§ Problem details
Copy every line that holds "Engineering".
:::
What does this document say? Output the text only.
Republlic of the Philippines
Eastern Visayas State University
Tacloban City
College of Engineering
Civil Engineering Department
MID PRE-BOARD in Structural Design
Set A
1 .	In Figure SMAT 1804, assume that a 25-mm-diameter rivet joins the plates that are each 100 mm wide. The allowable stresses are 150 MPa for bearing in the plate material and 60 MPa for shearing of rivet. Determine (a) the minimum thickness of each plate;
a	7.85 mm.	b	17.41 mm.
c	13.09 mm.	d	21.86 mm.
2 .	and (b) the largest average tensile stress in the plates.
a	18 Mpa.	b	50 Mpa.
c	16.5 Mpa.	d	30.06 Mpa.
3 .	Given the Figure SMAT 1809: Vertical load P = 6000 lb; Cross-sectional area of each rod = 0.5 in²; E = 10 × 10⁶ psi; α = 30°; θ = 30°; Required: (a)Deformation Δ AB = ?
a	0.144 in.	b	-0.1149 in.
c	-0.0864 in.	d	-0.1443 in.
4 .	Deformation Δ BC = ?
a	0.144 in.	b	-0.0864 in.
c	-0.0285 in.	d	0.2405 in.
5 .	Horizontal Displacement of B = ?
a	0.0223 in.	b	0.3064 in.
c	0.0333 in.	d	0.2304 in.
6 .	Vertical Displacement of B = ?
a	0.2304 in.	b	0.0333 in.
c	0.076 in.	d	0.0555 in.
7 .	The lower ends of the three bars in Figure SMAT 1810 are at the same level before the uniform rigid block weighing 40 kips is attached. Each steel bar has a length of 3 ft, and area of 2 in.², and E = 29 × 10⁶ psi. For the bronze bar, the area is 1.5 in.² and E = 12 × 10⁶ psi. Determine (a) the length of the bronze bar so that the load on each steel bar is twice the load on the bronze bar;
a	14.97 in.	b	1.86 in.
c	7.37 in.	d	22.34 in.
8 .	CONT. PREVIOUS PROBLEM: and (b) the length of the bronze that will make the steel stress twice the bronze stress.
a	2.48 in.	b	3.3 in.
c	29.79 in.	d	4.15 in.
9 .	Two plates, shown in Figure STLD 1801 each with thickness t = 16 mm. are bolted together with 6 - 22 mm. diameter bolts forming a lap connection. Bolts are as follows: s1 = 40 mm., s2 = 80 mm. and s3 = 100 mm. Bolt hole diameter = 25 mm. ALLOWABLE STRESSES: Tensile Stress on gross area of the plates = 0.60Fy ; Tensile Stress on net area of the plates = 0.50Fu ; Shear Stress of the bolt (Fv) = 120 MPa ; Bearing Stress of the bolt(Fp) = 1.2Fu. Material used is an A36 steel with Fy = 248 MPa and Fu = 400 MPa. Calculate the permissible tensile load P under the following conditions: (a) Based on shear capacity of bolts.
:::
§ Written answer
College of Engineering
Civil Engineering Department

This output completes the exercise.